本文 –

►

プレイバック獅子の時代・(06)江戸城終焉(えん)

南フランスの玄関・マルセイユは、古くから
北アフリカ、中近東、遠くはアジアへの足がかりとして
地中海貿易の重要な港であった。

人口約90万、パリに次ぐフランス第2の大都市である。

「幕府倒るる」の知らせに
急ぎ帰国することになった徳川昭武の一行は、
このマルセイユで半月を過ごさねばなりませんでした。

送金の途絶えた幕府派遣の留学生を
フランスのみならずイギリスからも
集めて帰らねばならなかったからです。

平沼銑次は帰国への焦りを抑え、
できるだけ多くの西洋を写すことで過ごします。
帰国後の土産話の証拠にするつもりもあったわけです。


苅谷嘉顕の横浜港到着は、慶応4(1868)年4月9日。
そのまま品川宿に入ります。

しかし帰国したばかりの嘉顕には
今の日本がどうなっているかさっぱり呑み込めません。

◄

問題 –
**A)** 本文のうち、「南フランスの玄関・マルセイユは、古くから」から始まり「集めて帰らねばならなかったからです。」で終わる部分を、一字も変えずに書き写してください。
**B)** 本文によると、徳川昭武の一行がマルセイユで半月を過ごさねばならなかったのはなぜですか。
**C)** 「獅子の時代」を振り返る本文の最後の文に続けて、その先を書き継いでください。

データ一覧 –
►

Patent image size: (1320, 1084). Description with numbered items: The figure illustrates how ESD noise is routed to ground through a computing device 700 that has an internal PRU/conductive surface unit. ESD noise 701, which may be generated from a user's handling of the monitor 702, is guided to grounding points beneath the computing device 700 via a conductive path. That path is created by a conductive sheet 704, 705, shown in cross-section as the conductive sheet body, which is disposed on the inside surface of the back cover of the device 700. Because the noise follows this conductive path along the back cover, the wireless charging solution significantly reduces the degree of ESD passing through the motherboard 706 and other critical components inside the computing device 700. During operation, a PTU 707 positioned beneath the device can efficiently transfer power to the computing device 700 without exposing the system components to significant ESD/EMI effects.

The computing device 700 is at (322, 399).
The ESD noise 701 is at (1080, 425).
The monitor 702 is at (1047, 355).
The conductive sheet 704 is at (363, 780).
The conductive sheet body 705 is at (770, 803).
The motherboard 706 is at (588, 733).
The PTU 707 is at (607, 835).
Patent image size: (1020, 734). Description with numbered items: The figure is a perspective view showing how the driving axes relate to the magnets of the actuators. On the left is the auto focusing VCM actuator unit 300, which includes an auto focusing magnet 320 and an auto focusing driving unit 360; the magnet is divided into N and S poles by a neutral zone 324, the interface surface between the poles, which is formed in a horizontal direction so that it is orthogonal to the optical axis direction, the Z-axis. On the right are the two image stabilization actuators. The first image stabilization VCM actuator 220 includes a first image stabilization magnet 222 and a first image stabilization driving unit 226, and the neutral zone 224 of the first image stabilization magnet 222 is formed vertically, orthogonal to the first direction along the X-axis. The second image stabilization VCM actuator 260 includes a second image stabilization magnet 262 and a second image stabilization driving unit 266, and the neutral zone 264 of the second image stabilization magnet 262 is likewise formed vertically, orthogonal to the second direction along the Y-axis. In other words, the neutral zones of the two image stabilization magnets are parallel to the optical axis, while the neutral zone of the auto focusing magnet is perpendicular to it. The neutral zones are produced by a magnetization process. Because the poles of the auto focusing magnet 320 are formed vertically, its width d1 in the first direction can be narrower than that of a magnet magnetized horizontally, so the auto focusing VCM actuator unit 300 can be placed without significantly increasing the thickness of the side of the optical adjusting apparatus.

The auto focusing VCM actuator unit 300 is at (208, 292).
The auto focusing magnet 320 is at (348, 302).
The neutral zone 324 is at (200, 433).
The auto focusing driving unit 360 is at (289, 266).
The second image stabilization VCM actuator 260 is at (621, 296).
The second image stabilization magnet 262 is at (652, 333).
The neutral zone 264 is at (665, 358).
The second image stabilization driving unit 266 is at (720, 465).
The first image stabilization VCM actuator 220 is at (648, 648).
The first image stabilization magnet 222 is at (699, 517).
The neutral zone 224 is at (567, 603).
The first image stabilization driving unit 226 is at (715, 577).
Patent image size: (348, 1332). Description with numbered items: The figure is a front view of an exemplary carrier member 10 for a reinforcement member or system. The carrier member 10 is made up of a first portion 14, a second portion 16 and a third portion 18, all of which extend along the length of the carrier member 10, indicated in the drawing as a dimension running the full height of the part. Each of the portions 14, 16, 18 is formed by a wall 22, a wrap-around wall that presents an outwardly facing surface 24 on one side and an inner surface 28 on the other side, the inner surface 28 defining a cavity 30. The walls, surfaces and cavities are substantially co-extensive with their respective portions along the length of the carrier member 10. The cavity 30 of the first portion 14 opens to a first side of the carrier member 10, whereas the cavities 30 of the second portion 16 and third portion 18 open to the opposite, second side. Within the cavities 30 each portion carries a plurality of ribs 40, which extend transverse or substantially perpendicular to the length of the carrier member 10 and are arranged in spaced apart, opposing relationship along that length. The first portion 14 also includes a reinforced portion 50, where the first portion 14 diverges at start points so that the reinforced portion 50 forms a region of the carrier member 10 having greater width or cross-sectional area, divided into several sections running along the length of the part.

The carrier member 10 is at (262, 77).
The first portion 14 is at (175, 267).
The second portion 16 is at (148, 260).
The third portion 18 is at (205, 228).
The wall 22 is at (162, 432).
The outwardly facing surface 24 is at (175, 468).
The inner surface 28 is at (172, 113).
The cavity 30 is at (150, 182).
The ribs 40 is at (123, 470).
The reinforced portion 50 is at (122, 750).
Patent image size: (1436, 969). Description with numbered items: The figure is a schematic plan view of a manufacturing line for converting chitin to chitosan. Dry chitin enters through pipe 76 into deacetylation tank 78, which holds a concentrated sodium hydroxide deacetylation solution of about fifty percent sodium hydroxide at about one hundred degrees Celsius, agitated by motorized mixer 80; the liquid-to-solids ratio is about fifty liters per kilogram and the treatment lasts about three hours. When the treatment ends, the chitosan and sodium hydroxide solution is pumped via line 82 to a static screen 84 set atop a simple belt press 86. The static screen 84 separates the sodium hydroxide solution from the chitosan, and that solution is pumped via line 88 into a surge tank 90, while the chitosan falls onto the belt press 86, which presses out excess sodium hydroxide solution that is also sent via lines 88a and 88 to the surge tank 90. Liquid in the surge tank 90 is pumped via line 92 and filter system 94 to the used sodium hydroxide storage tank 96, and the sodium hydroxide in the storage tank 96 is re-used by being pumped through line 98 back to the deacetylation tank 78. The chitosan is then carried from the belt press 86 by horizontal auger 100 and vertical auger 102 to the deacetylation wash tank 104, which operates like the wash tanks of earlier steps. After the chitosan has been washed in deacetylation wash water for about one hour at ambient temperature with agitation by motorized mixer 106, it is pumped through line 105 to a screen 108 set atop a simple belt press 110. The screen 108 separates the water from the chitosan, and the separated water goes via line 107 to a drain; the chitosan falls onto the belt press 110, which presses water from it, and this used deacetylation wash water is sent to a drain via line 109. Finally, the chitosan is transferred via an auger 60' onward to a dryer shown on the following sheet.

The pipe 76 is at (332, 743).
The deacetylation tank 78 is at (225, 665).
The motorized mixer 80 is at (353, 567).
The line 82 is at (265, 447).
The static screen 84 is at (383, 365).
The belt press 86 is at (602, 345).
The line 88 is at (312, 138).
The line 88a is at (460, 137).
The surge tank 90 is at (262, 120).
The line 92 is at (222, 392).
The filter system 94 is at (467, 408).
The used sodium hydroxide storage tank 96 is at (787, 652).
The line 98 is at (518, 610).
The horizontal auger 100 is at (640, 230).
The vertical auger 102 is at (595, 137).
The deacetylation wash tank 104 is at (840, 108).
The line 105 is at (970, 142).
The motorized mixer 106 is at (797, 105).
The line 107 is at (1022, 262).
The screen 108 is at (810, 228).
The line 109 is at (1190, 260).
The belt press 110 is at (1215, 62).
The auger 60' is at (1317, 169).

◄

各問の解答 –
**A)**
南フランスの玄関・マルセイユは、古くから
北アフリカ、中近東、遠くはアジアへの足がかりとして
地中海貿易の重要な港であった。

人口約90万、パリに次ぐフランス第2の大都市である。

「幕府倒るる」の知らせに
急ぎ帰国することになった徳川昭武の一行は、
このマルセイユで半月を過ごさねばなりませんでした。

送金の途絶えた幕府派遣の留学生を
フランスのみならずイギリスからも
集めて帰らねばならなかったからです。

**B)** 送金の途絶えた幕府派遣の留学生を、フランスだけでなくイギリスからも集めて帰らねばならなかったからです。

**C)**
嘉顕より一足先に帰国していた尾関平吉は
嘉顕が知っている鳥羽・伏見の戦い以降について
簡単に説明しておきます。

戦い後、江戸に戻ってきた幕府軍を官軍が追って来たわけですが、
勝 安房守(海舟)と西郷隆盛で3回会見が行われ
3度目、江戸城総攻撃予定日の前日昼に
総攻撃が中止となりました。


尾関の説明ではよく状況が分からず
嘉顕は軽装で江戸に行ってみることにします。

そんな嘉顕を追うひとりの男がいました。
彼は嘉顕が薩摩の、かつフランス帰りの人だと分かって
声をかけたわけです。
「消息を求めています。小此木みつと申します」

知らんなぁ、と答えつつ、
嘉顕は江戸への案内役を彼に求めます。

江戸幕府という大きな体制が終わり
つい先日まで総攻撃がかけられる予定だったというのに
江戸の町は、拍子抜けするほど平穏でした。

江戸を歩いているうち、
屋敷についつい足を踏み入れてしまったふたりは
捕らえられます。

奥から出てきたのは、榎本武揚です。

榎本は、江戸城攻防戦として
軍艦を集めて官軍と戦うつもりでいましたが、
謹慎中の慶喜がそれを聞いて激怒し、やめさせます。

捕らえられたふたりは斬られる直前で
間一髪脱出することができました。

屋敷から走って走って逃げてきたふたり。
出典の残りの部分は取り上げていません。